DATA FOR THE TASK.
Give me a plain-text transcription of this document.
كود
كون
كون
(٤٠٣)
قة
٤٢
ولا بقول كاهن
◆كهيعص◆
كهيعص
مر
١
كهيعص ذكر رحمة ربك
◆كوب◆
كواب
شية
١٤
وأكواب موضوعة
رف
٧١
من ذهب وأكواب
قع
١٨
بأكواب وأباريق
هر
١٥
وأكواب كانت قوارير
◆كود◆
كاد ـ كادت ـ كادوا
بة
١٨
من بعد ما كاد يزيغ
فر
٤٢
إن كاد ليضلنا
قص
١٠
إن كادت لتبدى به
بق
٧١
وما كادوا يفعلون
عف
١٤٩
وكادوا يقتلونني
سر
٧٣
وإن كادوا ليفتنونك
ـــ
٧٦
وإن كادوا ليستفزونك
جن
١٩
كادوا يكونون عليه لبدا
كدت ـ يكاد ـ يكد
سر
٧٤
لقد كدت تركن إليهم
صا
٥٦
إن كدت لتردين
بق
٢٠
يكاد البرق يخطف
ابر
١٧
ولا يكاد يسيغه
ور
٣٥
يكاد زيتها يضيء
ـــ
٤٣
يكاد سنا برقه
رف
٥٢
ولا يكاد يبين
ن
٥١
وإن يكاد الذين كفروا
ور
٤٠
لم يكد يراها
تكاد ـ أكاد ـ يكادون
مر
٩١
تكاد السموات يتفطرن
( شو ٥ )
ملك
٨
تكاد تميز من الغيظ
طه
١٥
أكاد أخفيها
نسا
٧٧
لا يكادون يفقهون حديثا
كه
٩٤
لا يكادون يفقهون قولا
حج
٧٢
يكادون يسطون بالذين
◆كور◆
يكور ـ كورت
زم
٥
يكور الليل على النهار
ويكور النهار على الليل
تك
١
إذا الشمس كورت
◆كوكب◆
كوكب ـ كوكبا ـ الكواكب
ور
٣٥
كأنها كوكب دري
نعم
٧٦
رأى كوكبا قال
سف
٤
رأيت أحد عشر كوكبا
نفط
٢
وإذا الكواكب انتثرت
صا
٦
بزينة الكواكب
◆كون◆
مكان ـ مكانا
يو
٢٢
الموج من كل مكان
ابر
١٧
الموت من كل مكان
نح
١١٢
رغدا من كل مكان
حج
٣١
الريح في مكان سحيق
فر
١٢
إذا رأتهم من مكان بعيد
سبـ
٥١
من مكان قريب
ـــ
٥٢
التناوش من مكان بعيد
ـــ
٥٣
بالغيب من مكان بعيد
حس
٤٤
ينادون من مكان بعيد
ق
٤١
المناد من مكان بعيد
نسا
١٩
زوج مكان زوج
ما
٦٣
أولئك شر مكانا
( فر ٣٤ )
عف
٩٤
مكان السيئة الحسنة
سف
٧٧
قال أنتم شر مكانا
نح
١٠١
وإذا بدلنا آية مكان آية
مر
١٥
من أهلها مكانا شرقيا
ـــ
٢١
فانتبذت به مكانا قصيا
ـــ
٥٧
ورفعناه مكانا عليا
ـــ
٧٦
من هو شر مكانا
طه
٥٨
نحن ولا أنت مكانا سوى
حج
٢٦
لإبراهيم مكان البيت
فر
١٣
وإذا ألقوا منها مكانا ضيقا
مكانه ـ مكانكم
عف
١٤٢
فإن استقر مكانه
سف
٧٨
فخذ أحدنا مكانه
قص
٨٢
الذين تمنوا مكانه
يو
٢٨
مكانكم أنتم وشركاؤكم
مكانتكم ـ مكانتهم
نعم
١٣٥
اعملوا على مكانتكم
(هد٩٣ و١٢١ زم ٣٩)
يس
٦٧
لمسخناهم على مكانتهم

SHORT TASK. Extract the full listing above without altering anything.

CORRECT ANSWER.
Give me a plain-text transcription of this document.
كود
كون
كون
(٤٠٣)
قة
٤٢
ولا بقول كاهن
◆كهيعص◆
كهيعص
مر
١
كهيعص ذكر رحمة ربك
◆كوب◆
كواب
شية
١٤
وأكواب موضوعة
رف
٧١
من ذهب وأكواب
قع
١٨
بأكواب وأباريق
هر
١٥
وأكواب كانت قوارير
◆كود◆
كاد ـ كادت ـ كادوا
بة
١٨
من بعد ما كاد يزيغ
فر
٤٢
إن كاد ليضلنا
قص
١٠
إن كادت لتبدى به
بق
٧١
وما كادوا يفعلون
عف
١٤٩
وكادوا يقتلونني
سر
٧٣
وإن كادوا ليفتنونك
ـــ
٧٦
وإن كادوا ليستفزونك
جن
١٩
كادوا يكونون عليه لبدا
كدت ـ يكاد ـ يكد
سر
٧٤
لقد كدت تركن إليهم
صا
٥٦
إن كدت لتردين
بق
٢٠
يكاد البرق يخطف
ابر
١٧
ولا يكاد يسيغه
ور
٣٥
يكاد زيتها يضيء
ـــ
٤٣
يكاد سنا برقه
رف
٥٢
ولا يكاد يبين
ن
٥١
وإن يكاد الذين كفروا
ور
٤٠
لم يكد يراها
تكاد ـ أكاد ـ يكادون
مر
٩١
تكاد السموات يتفطرن
( شو ٥ )
ملك
٨
تكاد تميز من الغيظ
طه
١٥
أكاد أخفيها
نسا
٧٧
لا يكادون يفقهون حديثا
كه
٩٤
لا يكادون يفقهون قولا
حج
٧٢
يكادون يسطون بالذين
◆كور◆
يكور ـ كورت
زم
٥
يكور الليل على النهار
ويكور النهار على الليل
تك
١
إذا الشمس كورت
◆كوكب◆
كوكب ـ كوكبا ـ الكواكب
ور
٣٥
كأنها كوكب دري
نعم
٧٦
رأى كوكبا قال
سف
٤
رأيت أحد عشر كوكبا
نفط
٢
وإذا الكواكب انتثرت
صا
٦
بزينة الكواكب
◆كون◆
مكان ـ مكانا
يو
٢٢
الموج من كل مكان
ابر
١٧
الموت من كل مكان
نح
١١٢
رغدا من كل مكان
حج
٣١
الريح في مكان سحيق
فر
١٢
إذا رأتهم من مكان بعيد
سبـ
٥١
من مكان قريب
ـــ
٥٢
التناوش من مكان بعيد
ـــ
٥٣
بالغيب من مكان بعيد
حس
٤٤
ينادون من مكان بعيد
ق
٤١
المناد من مكان بعيد
نسا
١٩
زوج مكان زوج
ما
٦٣
أولئك شر مكانا
( فر ٣٤ )
عف
٩٤
مكان السيئة الحسنة
سف
٧٧
قال أنتم شر مكانا
نح
١٠١
وإذا بدلنا آية مكان آية
مر
١٥
من أهلها مكانا شرقيا
ـــ
٢١
فانتبذت به مكانا قصيا
ـــ
٥٧
ورفعناه مكانا عليا
ـــ
٧٦
من هو شر مكانا
طه
٥٨
نحن ولا أنت مكانا سوى
حج
٢٦
لإبراهيم مكان البيت
فر
١٣
وإذا ألقوا منها مكانا ضيقا
مكانه ـ مكانكم
عف
١٤٢
فإن استقر مكانه
سف
٧٨
فخذ أحدنا مكانه
قص
٨٢
الذين تمنوا مكانه
يو
٢٨
مكانكم أنتم وشركاؤكم
مكانتكم ـ مكانتهم
نعم
١٣٥
اعملوا على مكانتكم
(هد٩٣ و١٢١ زم ٣٩)
يس
٦٧
لمسخناهم على مكانتهم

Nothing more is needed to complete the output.